> Written problem
Gather, from the listing beneath this task, every line holding the string "dejas".

> Supplied information
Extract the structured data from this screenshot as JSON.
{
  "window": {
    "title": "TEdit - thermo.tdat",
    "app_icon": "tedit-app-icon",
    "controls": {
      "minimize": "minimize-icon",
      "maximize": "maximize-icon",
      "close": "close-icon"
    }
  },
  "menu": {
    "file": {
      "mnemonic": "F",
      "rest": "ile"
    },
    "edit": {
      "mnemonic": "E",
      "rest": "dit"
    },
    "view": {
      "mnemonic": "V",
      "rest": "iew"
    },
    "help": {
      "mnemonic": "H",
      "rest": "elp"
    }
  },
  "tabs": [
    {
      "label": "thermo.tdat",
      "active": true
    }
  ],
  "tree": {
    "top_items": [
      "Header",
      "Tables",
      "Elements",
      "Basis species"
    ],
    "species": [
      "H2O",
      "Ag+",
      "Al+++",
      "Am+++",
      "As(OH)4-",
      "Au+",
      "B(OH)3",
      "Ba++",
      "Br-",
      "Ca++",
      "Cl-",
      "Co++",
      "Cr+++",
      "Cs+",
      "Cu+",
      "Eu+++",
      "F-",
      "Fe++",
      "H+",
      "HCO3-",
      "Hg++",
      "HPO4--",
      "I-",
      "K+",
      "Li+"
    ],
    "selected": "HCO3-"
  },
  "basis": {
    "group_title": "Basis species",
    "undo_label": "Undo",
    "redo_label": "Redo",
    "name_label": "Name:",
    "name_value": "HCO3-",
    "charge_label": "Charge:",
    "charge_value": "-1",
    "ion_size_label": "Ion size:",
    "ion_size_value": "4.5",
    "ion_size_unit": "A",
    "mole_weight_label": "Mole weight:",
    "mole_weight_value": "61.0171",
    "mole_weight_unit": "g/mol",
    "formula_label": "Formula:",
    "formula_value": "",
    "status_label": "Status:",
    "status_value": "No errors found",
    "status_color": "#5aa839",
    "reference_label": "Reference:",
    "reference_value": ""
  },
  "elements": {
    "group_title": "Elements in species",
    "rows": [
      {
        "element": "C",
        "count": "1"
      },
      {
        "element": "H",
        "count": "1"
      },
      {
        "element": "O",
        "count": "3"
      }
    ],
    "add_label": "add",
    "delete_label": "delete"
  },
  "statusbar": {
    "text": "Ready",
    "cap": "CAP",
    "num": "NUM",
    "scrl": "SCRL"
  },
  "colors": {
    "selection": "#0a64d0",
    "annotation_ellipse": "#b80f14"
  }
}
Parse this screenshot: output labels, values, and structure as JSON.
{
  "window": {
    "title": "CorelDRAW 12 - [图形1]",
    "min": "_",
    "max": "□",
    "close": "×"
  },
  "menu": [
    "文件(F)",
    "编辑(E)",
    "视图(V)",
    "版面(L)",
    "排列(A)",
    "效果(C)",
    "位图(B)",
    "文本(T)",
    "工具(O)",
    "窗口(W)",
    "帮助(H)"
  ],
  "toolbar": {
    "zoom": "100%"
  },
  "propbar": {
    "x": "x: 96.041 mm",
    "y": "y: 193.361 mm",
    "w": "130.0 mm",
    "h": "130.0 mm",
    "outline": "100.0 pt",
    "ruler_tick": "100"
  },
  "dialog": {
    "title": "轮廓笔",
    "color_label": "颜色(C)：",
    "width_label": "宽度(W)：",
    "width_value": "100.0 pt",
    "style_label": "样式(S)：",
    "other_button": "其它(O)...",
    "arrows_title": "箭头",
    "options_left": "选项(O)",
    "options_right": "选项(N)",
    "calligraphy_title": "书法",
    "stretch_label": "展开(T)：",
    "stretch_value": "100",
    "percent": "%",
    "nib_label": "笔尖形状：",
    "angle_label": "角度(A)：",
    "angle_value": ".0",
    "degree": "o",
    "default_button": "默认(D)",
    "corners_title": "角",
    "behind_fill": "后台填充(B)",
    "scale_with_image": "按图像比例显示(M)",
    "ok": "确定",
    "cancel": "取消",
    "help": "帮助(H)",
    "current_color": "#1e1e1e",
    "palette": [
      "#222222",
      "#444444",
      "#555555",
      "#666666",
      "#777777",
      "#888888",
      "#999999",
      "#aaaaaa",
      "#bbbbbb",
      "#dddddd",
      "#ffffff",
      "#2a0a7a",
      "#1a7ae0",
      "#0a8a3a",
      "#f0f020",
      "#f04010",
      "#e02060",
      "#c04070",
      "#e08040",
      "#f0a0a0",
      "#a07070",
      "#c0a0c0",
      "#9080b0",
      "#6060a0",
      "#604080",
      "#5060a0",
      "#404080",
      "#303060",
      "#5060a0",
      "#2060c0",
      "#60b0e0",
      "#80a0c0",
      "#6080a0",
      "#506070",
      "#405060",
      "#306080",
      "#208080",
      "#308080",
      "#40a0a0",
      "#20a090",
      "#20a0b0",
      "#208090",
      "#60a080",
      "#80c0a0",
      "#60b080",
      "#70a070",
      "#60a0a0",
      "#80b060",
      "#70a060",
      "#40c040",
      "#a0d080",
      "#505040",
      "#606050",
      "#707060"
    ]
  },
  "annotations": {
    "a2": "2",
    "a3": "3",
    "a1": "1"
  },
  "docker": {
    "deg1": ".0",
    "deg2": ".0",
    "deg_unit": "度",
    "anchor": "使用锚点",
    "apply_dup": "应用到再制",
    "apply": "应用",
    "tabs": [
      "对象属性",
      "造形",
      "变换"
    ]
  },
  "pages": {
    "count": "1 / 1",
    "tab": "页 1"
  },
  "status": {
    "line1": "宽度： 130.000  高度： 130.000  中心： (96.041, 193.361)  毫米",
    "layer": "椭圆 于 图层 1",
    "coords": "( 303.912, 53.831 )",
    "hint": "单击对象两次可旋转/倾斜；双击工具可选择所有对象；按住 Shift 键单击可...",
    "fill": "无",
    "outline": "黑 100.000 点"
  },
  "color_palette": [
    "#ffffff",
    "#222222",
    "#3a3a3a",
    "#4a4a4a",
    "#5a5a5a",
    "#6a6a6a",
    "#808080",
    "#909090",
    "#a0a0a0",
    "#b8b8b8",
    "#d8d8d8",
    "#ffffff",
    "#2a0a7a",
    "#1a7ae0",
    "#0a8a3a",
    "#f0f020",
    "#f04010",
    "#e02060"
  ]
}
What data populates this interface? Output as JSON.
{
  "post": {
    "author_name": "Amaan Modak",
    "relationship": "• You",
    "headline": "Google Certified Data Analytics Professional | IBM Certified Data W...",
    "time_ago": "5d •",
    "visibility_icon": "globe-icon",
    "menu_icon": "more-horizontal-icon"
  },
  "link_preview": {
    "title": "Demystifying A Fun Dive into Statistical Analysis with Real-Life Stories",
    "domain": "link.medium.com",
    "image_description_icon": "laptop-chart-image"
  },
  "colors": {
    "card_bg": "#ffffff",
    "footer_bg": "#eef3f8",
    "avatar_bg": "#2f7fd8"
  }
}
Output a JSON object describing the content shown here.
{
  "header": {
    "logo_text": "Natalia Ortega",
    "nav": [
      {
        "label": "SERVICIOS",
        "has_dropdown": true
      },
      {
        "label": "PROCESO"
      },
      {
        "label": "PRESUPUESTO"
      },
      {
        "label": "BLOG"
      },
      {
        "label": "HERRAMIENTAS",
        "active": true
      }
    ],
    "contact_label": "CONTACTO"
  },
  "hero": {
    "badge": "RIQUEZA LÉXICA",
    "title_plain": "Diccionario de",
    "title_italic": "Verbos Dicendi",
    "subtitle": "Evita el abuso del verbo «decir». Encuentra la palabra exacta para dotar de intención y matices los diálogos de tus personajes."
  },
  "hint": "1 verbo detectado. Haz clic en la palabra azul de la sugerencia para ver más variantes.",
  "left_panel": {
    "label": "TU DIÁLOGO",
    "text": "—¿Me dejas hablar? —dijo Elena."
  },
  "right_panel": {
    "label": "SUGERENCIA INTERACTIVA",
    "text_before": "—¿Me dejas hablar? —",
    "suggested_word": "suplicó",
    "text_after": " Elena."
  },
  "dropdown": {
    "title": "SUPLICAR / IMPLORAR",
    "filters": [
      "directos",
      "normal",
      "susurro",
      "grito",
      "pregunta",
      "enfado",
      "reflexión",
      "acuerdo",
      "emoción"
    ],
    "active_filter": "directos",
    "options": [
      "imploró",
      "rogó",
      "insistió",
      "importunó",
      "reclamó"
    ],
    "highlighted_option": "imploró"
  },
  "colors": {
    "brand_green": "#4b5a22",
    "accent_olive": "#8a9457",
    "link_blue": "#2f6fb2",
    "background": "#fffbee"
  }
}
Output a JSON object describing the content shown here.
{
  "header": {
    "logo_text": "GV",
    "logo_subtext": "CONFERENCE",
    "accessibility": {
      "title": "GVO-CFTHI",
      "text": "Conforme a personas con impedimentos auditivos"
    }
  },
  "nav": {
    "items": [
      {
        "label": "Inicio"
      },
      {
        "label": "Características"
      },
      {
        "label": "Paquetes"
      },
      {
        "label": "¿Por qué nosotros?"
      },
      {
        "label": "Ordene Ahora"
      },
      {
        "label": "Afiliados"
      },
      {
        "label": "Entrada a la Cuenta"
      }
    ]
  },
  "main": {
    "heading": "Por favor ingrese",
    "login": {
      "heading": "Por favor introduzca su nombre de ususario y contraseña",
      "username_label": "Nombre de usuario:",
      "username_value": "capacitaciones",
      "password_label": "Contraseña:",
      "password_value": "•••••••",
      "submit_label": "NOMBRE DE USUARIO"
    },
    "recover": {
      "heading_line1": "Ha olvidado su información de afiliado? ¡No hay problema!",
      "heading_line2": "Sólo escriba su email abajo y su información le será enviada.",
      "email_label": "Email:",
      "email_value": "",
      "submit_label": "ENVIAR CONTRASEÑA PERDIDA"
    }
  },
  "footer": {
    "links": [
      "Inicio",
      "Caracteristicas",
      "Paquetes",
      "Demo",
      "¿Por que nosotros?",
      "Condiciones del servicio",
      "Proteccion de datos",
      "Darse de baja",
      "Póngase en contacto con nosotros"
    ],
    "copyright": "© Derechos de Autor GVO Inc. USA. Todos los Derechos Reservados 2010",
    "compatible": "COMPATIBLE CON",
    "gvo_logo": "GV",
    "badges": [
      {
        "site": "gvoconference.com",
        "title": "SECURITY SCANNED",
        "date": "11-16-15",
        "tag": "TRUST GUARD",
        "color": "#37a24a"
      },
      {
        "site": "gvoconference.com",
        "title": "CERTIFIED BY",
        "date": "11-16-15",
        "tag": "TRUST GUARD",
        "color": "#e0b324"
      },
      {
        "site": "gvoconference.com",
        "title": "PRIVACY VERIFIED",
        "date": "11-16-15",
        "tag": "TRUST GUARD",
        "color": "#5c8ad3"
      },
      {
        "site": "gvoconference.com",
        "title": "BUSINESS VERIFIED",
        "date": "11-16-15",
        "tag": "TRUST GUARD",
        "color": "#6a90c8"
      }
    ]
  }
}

> Solution below
    "text": "—¿Me dejas hablar? —dijo Elena."
    "text_before": "—¿Me dejas hablar? —",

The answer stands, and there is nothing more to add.